→ WHAT IS EXPECTED
Look through the material and copy each line holding "Configuration".
##### STORED DATA
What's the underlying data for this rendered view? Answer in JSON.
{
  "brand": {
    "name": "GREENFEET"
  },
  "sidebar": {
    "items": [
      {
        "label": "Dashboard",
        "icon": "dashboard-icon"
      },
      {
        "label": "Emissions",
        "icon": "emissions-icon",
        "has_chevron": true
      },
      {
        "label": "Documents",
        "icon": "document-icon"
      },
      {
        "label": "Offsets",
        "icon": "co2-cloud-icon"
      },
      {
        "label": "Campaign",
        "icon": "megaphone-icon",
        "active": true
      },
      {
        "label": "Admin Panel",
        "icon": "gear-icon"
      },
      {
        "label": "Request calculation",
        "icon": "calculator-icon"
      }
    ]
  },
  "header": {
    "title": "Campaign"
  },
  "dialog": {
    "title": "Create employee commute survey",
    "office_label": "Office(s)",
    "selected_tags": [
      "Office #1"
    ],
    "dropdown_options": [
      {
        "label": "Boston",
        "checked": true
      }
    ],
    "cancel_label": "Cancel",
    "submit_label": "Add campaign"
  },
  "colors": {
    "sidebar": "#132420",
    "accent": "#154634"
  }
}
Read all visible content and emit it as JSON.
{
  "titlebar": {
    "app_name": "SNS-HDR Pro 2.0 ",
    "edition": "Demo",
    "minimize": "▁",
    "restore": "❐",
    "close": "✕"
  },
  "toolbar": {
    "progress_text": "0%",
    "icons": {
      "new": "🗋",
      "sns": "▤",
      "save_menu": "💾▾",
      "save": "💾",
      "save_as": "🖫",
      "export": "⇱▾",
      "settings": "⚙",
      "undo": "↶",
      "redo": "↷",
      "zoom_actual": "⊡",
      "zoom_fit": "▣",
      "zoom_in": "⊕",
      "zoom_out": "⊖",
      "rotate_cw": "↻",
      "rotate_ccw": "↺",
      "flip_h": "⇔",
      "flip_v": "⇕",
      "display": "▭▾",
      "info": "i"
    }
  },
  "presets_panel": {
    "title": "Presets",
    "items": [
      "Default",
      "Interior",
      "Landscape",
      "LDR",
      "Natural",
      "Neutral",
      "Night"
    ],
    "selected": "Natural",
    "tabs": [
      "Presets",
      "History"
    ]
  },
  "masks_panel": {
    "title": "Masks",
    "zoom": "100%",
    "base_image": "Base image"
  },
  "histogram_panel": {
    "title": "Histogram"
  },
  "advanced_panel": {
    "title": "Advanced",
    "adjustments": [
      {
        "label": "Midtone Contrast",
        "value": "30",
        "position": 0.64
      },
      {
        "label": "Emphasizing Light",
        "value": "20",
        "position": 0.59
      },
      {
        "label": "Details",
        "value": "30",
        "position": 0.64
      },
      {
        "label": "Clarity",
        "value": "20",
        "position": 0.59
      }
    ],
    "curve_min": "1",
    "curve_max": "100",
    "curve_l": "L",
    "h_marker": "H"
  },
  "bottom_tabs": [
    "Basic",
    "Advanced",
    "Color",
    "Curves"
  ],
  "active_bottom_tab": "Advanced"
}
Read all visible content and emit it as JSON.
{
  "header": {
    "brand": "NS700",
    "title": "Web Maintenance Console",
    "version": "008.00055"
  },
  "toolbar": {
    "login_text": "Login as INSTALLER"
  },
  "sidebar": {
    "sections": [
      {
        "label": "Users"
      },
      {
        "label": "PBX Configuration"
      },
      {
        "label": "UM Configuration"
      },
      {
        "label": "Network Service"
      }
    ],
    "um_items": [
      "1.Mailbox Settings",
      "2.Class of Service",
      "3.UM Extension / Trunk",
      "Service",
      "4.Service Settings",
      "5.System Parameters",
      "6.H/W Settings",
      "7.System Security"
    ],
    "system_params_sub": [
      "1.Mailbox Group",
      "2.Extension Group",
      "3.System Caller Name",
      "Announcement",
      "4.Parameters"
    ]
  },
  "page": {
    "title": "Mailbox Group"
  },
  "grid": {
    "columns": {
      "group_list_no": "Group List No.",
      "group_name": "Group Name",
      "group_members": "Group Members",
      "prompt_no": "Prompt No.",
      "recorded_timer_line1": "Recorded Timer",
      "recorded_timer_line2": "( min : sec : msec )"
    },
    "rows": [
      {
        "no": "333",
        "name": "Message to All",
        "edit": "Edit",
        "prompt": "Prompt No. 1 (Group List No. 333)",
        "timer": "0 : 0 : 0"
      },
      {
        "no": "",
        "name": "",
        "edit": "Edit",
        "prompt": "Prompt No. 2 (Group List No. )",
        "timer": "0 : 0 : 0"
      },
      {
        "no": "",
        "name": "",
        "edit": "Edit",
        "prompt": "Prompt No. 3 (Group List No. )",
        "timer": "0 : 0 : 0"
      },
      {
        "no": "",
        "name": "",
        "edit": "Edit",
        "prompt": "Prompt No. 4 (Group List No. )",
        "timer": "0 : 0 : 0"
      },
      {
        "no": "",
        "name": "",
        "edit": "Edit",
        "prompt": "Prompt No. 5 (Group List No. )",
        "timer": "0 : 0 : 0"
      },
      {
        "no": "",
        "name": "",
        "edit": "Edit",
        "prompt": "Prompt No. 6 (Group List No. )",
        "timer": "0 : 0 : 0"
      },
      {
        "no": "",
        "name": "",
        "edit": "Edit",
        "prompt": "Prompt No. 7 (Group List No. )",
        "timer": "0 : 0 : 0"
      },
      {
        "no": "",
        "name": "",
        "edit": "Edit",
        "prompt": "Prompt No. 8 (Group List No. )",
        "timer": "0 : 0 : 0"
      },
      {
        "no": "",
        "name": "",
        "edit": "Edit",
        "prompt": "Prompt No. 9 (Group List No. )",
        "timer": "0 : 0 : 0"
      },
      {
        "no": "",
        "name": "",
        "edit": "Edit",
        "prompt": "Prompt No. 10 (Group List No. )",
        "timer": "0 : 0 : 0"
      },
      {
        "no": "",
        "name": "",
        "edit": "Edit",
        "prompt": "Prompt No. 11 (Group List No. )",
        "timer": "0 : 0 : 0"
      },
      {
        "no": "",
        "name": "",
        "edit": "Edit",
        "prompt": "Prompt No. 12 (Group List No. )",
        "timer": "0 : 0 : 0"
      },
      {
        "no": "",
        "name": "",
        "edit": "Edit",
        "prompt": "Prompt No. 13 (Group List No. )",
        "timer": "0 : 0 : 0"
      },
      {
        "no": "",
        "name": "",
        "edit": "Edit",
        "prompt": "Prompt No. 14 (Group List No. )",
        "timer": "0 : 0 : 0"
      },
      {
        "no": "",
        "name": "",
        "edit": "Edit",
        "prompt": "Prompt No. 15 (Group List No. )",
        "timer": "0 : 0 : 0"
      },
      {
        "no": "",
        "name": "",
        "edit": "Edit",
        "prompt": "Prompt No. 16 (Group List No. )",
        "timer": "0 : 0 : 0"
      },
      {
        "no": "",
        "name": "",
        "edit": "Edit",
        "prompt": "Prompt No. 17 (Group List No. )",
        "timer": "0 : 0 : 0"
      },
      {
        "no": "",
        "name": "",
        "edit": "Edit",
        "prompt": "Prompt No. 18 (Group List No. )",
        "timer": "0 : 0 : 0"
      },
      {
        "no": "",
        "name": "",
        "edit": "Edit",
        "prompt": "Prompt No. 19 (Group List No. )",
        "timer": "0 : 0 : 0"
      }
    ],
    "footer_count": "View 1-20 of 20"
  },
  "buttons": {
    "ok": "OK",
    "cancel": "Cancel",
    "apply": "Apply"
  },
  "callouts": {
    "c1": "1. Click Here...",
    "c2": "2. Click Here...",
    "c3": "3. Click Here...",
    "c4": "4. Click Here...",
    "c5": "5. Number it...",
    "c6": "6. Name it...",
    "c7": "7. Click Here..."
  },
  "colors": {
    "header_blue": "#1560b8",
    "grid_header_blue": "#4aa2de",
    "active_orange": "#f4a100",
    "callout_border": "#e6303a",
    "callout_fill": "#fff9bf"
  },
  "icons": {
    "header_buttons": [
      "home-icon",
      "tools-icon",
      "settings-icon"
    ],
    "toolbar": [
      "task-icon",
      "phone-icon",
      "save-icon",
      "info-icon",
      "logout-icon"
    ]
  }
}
##########
→ EXERCISE RESPONSE
        "label": "PBX Configuration"
        "label": "UM Configuration"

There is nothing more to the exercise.